## EXTRACTED DATA
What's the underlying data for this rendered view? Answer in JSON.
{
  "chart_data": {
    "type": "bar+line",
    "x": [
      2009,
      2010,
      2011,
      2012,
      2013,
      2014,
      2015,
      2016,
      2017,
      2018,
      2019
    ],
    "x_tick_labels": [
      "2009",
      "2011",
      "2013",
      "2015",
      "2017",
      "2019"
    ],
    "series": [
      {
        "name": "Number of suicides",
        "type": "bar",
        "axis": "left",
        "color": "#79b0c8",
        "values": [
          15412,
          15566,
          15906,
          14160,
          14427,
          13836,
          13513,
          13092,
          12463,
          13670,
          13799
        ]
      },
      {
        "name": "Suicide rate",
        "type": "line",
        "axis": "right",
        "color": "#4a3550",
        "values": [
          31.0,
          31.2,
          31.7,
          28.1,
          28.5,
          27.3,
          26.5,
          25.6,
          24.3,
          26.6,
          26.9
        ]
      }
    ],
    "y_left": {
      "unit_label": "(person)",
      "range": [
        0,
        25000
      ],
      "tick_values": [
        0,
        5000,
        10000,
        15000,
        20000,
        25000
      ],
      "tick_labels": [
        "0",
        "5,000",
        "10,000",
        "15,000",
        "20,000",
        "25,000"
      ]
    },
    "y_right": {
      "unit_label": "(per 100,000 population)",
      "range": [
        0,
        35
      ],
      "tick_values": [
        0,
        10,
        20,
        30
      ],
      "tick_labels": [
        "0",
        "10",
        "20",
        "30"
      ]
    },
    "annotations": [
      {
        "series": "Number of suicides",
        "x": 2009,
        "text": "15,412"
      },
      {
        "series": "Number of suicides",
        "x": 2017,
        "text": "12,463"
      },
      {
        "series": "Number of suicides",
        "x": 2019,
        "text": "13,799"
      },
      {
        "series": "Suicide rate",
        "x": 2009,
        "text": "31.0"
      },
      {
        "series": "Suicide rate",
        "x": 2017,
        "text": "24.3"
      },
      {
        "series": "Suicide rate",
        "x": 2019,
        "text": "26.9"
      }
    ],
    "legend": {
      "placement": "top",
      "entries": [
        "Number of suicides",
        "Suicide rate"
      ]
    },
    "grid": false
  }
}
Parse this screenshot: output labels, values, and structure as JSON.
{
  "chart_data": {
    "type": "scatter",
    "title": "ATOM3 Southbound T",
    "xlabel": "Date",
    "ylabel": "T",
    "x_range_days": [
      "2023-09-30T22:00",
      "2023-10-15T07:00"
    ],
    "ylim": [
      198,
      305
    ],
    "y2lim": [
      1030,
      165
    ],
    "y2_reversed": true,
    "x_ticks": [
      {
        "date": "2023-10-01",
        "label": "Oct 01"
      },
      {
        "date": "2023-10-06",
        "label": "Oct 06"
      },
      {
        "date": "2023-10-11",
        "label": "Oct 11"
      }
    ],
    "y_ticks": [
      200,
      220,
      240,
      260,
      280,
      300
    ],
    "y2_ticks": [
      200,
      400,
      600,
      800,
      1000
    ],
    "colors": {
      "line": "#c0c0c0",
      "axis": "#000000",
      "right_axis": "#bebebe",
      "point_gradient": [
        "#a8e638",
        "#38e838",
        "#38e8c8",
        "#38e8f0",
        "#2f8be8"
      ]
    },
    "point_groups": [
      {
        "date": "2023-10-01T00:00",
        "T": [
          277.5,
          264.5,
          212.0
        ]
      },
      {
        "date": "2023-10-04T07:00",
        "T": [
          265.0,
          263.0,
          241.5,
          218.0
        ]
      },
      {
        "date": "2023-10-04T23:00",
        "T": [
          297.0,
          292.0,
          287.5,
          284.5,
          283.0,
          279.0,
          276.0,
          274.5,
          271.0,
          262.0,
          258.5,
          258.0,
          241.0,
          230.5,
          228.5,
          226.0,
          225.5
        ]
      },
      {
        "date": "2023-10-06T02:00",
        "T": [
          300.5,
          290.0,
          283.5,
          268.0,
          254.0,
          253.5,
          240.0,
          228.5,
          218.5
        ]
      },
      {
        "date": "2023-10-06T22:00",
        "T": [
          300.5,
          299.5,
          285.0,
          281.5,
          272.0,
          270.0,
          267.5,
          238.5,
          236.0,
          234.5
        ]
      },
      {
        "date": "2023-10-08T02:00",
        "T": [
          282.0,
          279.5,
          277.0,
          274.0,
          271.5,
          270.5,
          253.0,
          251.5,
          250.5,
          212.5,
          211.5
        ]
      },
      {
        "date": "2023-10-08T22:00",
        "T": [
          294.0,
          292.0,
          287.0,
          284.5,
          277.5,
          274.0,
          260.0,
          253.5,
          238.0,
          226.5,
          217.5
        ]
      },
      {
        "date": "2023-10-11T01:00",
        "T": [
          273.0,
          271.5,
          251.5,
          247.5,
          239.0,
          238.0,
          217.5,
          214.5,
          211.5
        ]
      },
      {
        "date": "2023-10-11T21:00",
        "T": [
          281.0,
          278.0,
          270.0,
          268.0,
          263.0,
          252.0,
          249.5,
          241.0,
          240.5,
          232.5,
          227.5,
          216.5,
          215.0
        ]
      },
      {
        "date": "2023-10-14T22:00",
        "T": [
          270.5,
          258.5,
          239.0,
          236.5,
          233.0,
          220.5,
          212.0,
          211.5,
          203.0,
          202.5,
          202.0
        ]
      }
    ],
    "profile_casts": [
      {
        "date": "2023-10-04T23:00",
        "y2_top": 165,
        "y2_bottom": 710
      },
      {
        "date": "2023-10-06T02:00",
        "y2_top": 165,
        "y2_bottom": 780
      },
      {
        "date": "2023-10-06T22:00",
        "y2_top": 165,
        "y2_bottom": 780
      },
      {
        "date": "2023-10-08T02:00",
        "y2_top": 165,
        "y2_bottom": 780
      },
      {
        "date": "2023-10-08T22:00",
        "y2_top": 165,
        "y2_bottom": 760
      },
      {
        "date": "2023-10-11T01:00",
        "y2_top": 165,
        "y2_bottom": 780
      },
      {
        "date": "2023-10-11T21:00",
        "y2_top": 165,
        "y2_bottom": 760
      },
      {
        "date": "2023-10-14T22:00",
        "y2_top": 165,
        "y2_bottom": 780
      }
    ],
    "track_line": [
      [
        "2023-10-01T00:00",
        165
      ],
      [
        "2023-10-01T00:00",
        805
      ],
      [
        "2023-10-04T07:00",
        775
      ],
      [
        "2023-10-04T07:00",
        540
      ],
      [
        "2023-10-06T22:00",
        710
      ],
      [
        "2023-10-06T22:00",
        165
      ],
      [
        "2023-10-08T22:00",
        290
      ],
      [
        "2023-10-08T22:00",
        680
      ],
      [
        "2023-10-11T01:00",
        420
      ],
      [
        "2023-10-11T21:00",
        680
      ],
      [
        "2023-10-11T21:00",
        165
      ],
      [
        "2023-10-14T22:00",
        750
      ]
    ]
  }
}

## WHAT IS BEING ASKED
Go over the records above and tally the lines with the word "JSON" in them. Give the number alone.

## ANSWER FOR THE TASK
2